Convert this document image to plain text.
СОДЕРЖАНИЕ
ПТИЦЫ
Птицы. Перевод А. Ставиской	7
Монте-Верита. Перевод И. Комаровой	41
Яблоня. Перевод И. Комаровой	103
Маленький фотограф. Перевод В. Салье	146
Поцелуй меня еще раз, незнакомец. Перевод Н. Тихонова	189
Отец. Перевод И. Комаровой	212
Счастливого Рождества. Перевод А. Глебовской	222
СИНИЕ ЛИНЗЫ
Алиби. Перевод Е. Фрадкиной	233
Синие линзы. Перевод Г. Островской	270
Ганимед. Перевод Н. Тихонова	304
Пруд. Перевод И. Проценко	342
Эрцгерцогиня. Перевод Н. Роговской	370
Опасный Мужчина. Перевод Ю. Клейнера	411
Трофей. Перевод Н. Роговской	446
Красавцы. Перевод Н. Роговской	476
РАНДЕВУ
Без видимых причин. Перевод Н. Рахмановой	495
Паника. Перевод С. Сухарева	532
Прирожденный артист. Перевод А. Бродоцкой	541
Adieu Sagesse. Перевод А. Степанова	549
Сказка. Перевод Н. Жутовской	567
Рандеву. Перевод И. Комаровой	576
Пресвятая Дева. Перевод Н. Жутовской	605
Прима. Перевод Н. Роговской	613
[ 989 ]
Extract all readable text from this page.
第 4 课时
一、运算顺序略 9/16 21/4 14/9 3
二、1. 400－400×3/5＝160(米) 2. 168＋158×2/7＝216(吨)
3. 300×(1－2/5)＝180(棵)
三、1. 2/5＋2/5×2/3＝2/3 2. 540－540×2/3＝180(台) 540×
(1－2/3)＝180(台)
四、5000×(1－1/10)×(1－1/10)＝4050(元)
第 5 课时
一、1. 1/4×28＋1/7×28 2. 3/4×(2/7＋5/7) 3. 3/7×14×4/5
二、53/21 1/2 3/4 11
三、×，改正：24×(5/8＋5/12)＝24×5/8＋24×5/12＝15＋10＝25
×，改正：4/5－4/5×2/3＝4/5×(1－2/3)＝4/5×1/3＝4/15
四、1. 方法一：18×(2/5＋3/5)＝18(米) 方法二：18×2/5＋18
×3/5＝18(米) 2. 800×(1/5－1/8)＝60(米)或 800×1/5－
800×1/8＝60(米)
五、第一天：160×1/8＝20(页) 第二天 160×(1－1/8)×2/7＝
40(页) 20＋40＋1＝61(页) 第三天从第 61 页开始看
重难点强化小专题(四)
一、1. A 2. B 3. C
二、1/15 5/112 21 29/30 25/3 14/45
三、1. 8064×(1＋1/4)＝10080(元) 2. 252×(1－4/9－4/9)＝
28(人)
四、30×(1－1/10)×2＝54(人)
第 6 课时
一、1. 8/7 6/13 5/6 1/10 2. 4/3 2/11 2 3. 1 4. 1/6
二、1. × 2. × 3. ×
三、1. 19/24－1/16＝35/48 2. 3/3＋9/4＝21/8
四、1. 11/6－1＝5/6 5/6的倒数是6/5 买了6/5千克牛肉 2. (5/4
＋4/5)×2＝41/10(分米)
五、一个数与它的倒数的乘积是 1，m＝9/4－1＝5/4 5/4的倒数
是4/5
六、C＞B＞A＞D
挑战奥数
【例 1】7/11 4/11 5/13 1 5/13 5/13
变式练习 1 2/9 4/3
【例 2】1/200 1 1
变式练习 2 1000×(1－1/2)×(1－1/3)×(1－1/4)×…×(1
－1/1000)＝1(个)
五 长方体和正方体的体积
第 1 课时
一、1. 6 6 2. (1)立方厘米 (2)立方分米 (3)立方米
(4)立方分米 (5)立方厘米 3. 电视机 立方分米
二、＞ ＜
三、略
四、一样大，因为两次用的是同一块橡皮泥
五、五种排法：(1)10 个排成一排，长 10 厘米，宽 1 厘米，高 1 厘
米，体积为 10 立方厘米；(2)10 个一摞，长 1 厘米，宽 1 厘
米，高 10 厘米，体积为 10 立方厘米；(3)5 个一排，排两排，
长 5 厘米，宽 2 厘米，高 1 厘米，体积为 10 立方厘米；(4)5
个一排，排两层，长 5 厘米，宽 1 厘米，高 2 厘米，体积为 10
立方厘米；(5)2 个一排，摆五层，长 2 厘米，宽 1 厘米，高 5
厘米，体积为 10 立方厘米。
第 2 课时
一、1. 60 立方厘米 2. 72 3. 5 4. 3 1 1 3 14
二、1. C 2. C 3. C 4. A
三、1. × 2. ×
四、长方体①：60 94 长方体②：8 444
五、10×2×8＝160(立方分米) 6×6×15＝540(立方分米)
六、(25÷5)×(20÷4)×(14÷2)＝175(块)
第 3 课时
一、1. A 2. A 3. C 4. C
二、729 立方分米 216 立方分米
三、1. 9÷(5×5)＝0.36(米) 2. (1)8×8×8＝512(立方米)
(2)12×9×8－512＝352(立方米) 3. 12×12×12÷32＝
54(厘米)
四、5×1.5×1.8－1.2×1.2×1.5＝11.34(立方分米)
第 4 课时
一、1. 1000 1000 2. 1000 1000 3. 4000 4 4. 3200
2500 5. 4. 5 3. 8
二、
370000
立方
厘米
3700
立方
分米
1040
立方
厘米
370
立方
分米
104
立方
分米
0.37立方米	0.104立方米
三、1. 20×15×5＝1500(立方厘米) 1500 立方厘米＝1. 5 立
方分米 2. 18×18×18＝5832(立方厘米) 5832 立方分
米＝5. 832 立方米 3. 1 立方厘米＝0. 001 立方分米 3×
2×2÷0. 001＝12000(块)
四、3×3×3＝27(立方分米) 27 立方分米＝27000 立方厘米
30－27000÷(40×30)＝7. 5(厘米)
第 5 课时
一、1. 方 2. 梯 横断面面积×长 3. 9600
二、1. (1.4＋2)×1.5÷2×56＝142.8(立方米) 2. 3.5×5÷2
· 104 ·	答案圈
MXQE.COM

________________

EXERCISE DIRECTIONS :: Pull out each line holding the string "Комаровой".

FULL RESPONSE ::
Монте-Верита. Перевод И. Комаровой	41
Яблоня. Перевод И. Комаровой	103
Отец. Перевод И. Комаровой	212
Рандеву. Перевод И. Комаровой	576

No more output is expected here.